Work to be completed: Produce a word-for-word copy of the listing below without its pictures.
— Begin Raw records —
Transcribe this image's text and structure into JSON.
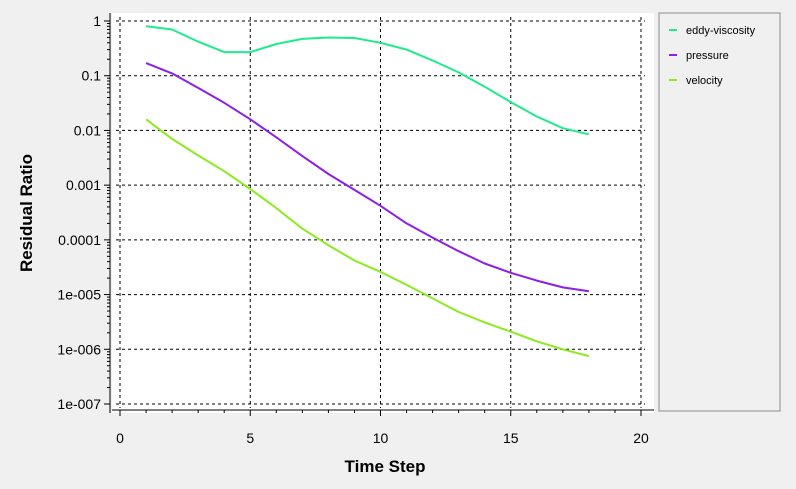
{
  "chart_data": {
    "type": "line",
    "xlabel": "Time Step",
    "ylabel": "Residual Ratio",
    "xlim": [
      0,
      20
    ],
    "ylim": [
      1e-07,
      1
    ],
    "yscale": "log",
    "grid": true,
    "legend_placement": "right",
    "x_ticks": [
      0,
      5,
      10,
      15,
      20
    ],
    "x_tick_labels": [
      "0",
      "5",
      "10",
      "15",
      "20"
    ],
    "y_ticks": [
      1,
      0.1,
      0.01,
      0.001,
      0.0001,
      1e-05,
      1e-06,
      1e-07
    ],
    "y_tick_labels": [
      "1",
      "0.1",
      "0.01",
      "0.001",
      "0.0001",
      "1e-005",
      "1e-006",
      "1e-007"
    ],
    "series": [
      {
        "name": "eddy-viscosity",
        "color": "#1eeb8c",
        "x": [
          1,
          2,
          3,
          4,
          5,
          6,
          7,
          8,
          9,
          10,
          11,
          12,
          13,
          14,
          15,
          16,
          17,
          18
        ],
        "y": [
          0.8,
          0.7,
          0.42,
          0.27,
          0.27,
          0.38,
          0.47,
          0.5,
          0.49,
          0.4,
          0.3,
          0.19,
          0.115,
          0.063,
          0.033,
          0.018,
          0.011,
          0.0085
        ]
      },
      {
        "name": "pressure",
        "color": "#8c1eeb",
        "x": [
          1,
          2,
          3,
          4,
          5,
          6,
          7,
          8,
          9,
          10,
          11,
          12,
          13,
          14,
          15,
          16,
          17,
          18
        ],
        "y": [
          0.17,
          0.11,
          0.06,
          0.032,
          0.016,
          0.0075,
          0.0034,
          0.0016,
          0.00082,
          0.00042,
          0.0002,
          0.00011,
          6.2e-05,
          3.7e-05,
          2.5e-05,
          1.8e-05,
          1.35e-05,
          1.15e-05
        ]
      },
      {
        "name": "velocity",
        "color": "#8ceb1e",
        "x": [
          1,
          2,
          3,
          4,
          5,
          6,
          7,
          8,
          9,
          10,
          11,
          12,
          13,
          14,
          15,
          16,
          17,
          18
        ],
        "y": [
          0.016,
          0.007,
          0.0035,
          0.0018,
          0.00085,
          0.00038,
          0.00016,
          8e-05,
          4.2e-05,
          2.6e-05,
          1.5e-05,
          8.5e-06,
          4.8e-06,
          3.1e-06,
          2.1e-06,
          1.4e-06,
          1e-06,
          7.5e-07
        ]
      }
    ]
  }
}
— End Raw records —
Task output:
Transcribe this image's text and structure into JSON.
{
  "chart_data": {
    "type": "line",
    "xlabel": "Time Step",
    "ylabel": "Residual Ratio",
    "xlim": [
      0,
      20
    ],
    "ylim": [
      1e-07,
      1
    ],
    "yscale": "log",
    "grid": true,
    "legend_placement": "right",
    "x_ticks": [
      0,
      5,
      10,
      15,
      20
    ],
    "x_tick_labels": [
      "0",
      "5",
      "10",
      "15",
      "20"
    ],
    "y_ticks": [
      1,
      0.1,
      0.01,
      0.001,
      0.0001,
      1e-05,
      1e-06,
      1e-07
    ],
    "y_tick_labels": [
      "1",
      "0.1",
      "0.01",
      "0.001",
      "0.0001",
      "1e-005",
      "1e-006",
      "1e-007"
    ],
    "series": [
      {
        "name": "eddy-viscosity",
        "color": "#1eeb8c",
        "x": [
          1,
          2,
          3,
          4,
          5,
          6,
          7,
          8,
          9,
          10,
          11,
          12,
          13,
          14,
          15,
          16,
          17,
          18
        ],
        "y": [
          0.8,
          0.7,
          0.42,
          0.27,
          0.27,
          0.38,
          0.47,
          0.5,
          0.49,
          0.4,
          0.3,
          0.19,
          0.115,
          0.063,
          0.033,
          0.018,
          0.011,
          0.0085
        ]
      },
      {
        "name": "pressure",
        "color": "#8c1eeb",
        "x": [
          1,
          2,
          3,
          4,
          5,
          6,
          7,
          8,
          9,
          10,
          11,
          12,
          13,
          14,
          15,
          16,
          17,
          18
        ],
        "y": [
          0.17,
          0.11,
          0.06,
          0.032,
          0.016,
          0.0075,
          0.0034,
          0.0016,
          0.00082,
          0.00042,
          0.0002,
          0.00011,
          6.2e-05,
          3.7e-05,
          2.5e-05,
          1.8e-05,
          1.35e-05,
          1.15e-05
        ]
      },
      {
        "name": "velocity",
        "color": "#8ceb1e",
        "x": [
          1,
          2,
          3,
          4,
          5,
          6,
          7,
          8,
          9,
          10,
          11,
          12,
          13,
          14,
          15,
          16,
          17,
          18
        ],
        "y": [
          0.016,
          0.007,
          0.0035,
          0.0018,
          0.00085,
          0.00038,
          0.00016,
          8e-05,
          4.2e-05,
          2.6e-05,
          1.5e-05,
          8.5e-06,
          4.8e-06,
          3.1e-06,
          2.1e-06,
          1.4e-06,
          1e-06,
          7.5e-07
        ]
      }
    ]
  }
}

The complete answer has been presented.